Written task —
Go through the data below line by line and count those containing the word "Jugoslaviaan". Reply with the count only.

··········

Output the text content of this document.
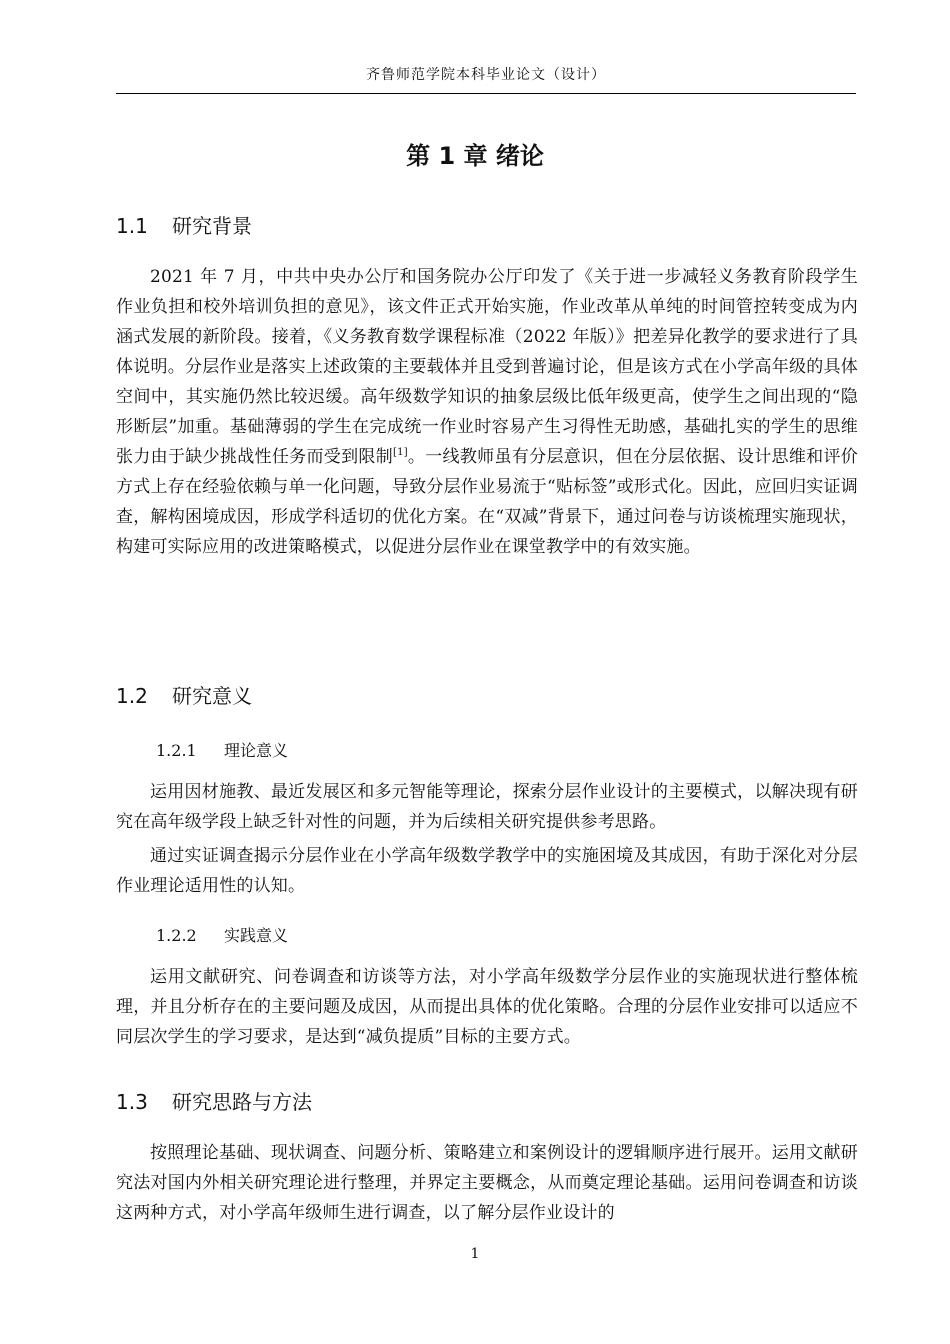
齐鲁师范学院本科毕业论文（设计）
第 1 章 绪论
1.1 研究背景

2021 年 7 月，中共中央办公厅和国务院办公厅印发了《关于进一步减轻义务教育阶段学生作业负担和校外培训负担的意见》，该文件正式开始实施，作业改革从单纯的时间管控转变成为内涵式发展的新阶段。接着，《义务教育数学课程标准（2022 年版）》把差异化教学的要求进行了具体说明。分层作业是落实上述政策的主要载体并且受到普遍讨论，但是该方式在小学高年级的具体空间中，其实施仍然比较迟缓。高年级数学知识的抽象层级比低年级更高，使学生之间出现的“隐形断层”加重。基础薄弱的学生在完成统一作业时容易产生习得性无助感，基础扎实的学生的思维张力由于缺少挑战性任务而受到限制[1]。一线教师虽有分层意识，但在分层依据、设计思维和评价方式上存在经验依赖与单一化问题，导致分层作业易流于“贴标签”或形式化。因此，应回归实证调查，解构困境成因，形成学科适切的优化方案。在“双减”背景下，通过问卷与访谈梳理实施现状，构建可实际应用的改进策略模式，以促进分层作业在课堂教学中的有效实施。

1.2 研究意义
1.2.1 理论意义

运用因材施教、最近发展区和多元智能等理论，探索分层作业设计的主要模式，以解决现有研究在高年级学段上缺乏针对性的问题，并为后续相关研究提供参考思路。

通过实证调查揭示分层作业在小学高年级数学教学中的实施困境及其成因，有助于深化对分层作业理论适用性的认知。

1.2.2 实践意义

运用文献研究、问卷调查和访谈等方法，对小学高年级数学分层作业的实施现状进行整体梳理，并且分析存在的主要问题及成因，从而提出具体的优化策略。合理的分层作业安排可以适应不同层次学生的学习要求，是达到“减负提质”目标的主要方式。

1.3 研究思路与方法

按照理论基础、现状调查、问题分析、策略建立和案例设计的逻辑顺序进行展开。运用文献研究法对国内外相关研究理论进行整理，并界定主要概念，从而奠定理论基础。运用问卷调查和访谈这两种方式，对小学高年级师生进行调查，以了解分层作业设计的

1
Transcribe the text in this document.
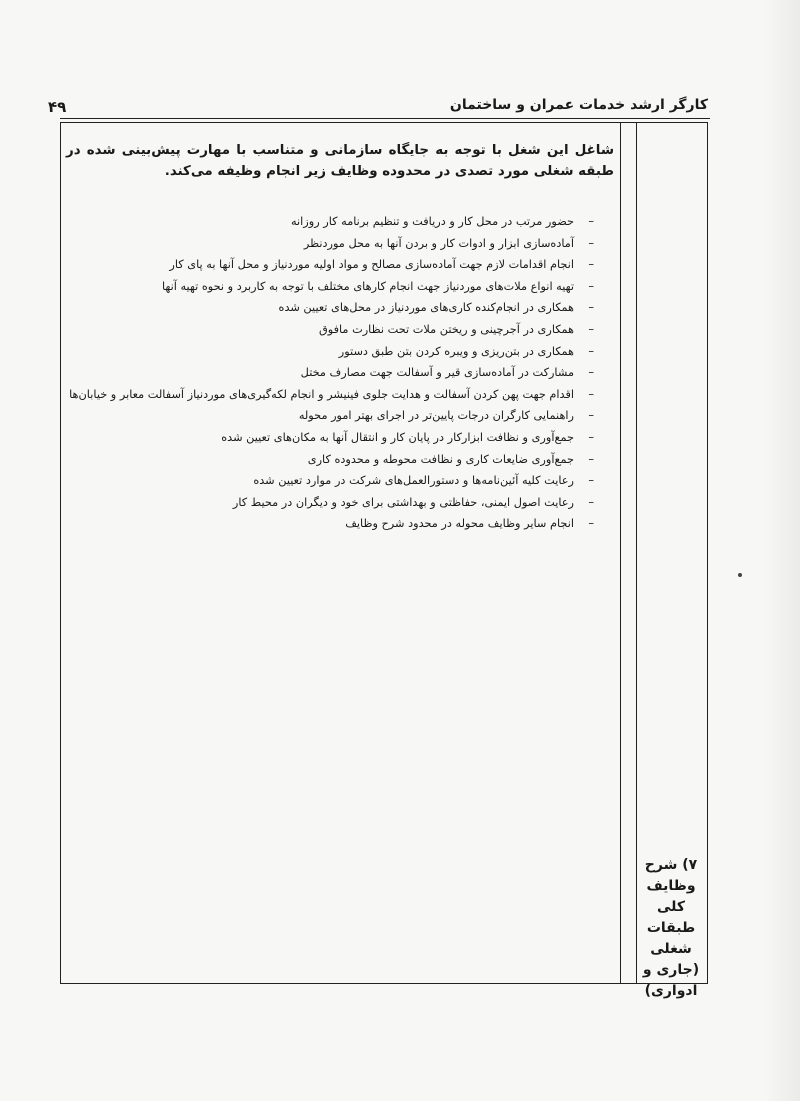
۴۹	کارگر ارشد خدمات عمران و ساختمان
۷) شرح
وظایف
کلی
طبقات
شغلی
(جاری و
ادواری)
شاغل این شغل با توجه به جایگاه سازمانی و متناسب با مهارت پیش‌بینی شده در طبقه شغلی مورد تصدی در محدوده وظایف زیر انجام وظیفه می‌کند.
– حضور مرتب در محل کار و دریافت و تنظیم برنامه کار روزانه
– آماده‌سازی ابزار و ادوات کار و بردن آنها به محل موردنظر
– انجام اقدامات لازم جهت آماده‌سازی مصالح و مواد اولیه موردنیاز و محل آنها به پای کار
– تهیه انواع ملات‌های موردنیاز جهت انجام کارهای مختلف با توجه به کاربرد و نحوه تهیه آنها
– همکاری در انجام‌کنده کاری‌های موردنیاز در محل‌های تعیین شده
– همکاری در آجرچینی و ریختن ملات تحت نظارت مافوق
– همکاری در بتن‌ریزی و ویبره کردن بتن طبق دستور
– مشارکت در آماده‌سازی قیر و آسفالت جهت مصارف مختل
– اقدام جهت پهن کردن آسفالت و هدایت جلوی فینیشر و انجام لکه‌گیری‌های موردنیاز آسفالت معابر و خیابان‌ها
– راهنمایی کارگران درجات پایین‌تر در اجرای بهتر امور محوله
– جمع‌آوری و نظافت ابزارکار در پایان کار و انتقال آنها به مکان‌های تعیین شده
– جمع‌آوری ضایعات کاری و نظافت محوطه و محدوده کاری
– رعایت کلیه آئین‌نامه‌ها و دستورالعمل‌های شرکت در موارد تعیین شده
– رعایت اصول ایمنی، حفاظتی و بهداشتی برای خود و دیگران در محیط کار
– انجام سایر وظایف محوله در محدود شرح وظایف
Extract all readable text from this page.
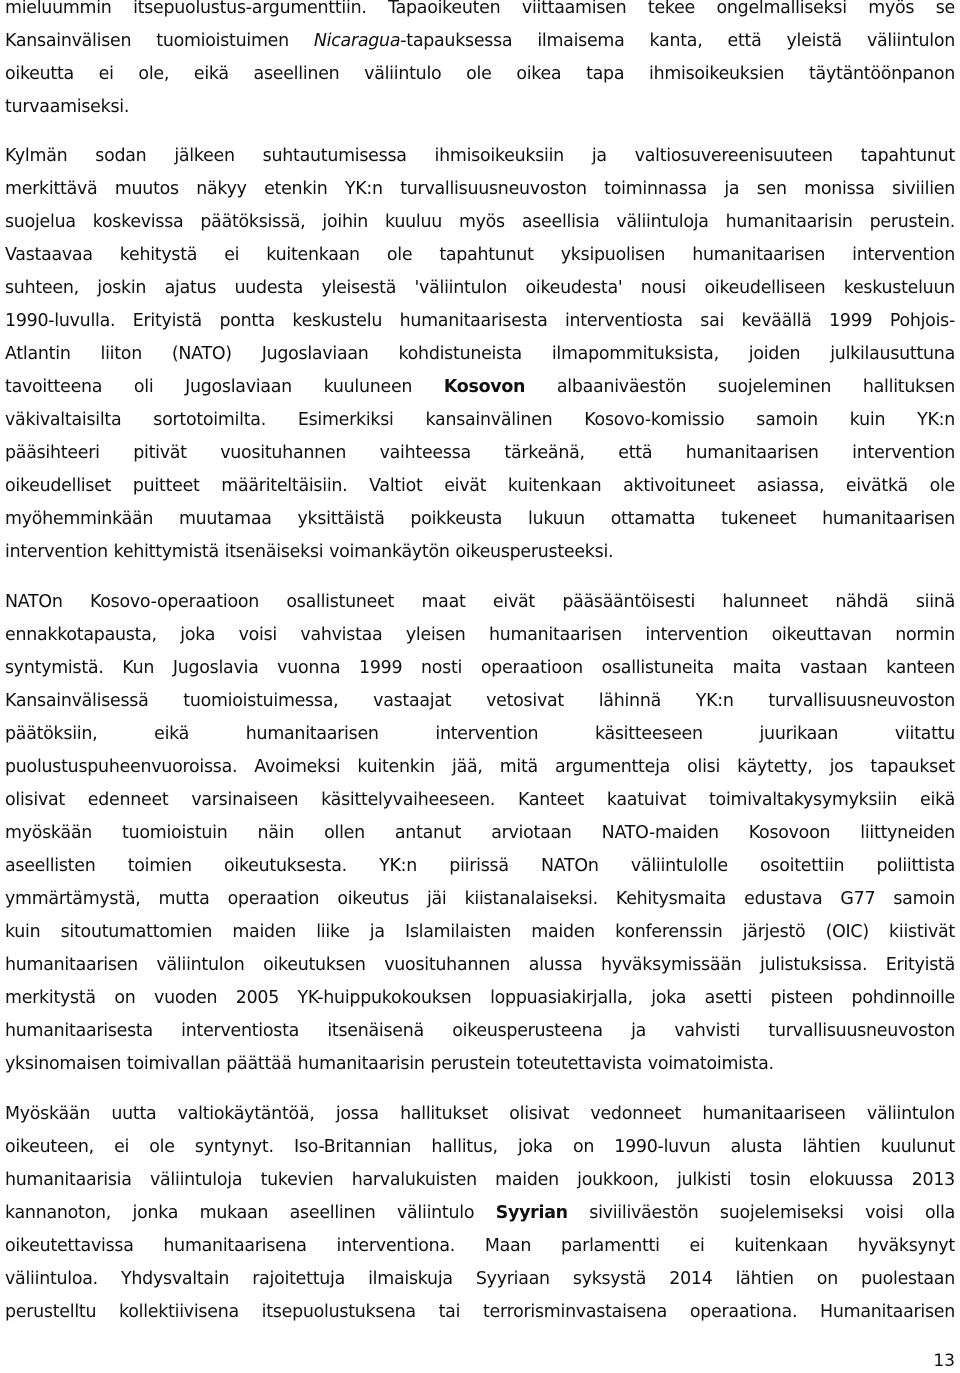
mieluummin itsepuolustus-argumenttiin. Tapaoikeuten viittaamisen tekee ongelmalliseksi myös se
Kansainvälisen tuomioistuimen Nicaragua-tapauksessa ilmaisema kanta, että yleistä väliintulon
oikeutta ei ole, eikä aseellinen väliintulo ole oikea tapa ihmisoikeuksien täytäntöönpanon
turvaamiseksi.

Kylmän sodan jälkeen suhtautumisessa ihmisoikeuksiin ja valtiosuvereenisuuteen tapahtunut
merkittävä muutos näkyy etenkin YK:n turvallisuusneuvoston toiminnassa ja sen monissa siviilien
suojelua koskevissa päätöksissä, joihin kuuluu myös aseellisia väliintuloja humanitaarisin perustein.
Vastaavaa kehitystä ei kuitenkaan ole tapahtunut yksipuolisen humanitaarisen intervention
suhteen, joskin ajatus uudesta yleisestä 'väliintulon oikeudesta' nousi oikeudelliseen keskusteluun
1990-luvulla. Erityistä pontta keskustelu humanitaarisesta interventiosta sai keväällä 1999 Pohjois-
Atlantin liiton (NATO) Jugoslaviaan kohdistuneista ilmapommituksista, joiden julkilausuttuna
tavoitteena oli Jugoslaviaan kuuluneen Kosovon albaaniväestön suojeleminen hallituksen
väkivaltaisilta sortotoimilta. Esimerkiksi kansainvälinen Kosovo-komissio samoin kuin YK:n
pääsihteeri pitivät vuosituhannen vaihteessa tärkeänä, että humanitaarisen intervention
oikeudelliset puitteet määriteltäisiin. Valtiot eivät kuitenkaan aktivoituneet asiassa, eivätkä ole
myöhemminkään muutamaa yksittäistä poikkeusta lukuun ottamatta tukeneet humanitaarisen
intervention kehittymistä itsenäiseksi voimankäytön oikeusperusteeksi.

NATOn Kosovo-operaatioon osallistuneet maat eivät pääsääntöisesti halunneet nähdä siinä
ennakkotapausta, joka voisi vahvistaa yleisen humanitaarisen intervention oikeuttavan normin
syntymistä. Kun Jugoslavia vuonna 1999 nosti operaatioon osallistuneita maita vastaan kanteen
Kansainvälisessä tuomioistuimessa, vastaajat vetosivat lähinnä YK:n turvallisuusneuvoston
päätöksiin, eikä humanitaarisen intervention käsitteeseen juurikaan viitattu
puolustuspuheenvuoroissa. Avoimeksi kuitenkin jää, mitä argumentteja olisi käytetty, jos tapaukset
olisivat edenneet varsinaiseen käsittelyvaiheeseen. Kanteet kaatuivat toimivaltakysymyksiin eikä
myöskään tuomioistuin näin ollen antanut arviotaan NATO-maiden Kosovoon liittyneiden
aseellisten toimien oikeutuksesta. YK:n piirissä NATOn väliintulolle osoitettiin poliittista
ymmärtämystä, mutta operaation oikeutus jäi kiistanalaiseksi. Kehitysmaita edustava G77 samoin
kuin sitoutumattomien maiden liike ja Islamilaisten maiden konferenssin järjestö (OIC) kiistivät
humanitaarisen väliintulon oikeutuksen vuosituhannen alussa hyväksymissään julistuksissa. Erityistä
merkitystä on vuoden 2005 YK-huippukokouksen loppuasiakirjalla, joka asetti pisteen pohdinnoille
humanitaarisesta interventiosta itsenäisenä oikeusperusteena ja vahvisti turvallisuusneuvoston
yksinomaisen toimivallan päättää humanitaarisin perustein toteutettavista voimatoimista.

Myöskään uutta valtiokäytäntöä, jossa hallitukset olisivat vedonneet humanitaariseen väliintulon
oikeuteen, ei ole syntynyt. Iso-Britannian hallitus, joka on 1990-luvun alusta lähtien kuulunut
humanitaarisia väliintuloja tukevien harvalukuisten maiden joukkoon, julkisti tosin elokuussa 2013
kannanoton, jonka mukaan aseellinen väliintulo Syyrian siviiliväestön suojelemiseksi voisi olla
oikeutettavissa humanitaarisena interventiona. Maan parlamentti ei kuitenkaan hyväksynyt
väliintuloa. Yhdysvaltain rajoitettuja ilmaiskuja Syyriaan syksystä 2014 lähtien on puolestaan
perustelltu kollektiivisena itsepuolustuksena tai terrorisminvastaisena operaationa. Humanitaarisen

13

··········

Answer below —
2